OBJECTIVE:
Look through the material below and count the lines with the string "JSON". Report only the count.

DATA SHOWN:

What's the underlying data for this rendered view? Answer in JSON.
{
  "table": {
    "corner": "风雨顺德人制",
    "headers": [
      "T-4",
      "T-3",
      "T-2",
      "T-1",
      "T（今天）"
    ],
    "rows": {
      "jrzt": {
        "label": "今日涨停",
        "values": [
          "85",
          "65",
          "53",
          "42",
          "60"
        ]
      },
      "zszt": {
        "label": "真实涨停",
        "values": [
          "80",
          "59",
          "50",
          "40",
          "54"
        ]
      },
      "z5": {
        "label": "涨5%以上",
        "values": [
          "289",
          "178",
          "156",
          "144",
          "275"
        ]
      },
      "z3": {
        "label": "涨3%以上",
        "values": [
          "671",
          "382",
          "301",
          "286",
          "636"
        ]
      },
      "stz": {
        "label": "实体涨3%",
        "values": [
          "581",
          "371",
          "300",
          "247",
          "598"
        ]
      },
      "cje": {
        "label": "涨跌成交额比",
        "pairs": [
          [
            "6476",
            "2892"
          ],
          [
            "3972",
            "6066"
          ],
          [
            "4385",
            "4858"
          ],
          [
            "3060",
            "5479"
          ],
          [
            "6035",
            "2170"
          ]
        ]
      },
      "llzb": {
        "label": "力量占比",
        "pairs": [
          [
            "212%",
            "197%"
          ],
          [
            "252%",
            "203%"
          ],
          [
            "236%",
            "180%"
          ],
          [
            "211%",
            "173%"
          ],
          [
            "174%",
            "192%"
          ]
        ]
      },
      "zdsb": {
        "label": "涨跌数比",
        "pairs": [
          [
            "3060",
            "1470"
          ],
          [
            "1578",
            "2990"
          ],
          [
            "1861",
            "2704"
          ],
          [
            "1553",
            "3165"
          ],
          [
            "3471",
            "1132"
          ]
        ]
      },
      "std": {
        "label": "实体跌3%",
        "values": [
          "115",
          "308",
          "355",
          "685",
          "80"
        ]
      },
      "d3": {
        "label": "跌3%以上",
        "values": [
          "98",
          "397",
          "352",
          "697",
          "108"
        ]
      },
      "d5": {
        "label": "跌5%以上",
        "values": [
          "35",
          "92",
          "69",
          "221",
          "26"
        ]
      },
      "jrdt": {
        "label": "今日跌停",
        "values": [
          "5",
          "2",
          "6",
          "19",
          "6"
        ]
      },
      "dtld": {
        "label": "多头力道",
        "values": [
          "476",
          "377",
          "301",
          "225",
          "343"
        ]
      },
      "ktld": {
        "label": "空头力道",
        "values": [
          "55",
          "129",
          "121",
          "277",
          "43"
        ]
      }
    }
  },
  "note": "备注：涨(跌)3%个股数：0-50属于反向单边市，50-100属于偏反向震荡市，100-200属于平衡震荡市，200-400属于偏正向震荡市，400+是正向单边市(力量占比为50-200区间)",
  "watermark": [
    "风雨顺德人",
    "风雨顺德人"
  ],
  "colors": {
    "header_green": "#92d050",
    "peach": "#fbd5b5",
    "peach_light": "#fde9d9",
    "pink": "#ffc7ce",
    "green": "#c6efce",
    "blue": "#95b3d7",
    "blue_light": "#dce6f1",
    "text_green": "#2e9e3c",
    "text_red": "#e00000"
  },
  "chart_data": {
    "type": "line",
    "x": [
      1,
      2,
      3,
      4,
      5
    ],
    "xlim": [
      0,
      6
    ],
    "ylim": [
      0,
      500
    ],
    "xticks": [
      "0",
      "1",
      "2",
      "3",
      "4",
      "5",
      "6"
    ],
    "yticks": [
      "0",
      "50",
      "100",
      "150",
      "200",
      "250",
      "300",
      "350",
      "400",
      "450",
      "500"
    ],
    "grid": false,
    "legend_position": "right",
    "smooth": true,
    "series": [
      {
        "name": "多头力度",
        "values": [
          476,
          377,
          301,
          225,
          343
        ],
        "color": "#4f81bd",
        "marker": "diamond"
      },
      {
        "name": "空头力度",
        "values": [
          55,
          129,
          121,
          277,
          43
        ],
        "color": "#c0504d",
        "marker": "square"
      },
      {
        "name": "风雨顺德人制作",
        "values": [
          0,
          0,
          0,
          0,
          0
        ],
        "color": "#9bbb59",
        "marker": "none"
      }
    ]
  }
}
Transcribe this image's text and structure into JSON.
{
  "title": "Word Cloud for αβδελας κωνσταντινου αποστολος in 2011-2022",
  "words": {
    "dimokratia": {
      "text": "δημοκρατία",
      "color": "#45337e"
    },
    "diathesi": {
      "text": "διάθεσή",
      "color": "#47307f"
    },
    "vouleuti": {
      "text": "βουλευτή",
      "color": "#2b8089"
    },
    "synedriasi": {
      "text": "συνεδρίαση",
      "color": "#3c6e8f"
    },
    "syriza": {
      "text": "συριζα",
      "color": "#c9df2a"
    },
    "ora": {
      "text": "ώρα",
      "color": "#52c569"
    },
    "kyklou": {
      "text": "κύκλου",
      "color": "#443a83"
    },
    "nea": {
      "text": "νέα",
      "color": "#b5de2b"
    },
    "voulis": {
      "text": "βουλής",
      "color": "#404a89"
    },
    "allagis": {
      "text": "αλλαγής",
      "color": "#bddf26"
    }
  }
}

ANSWER IN FULL:
2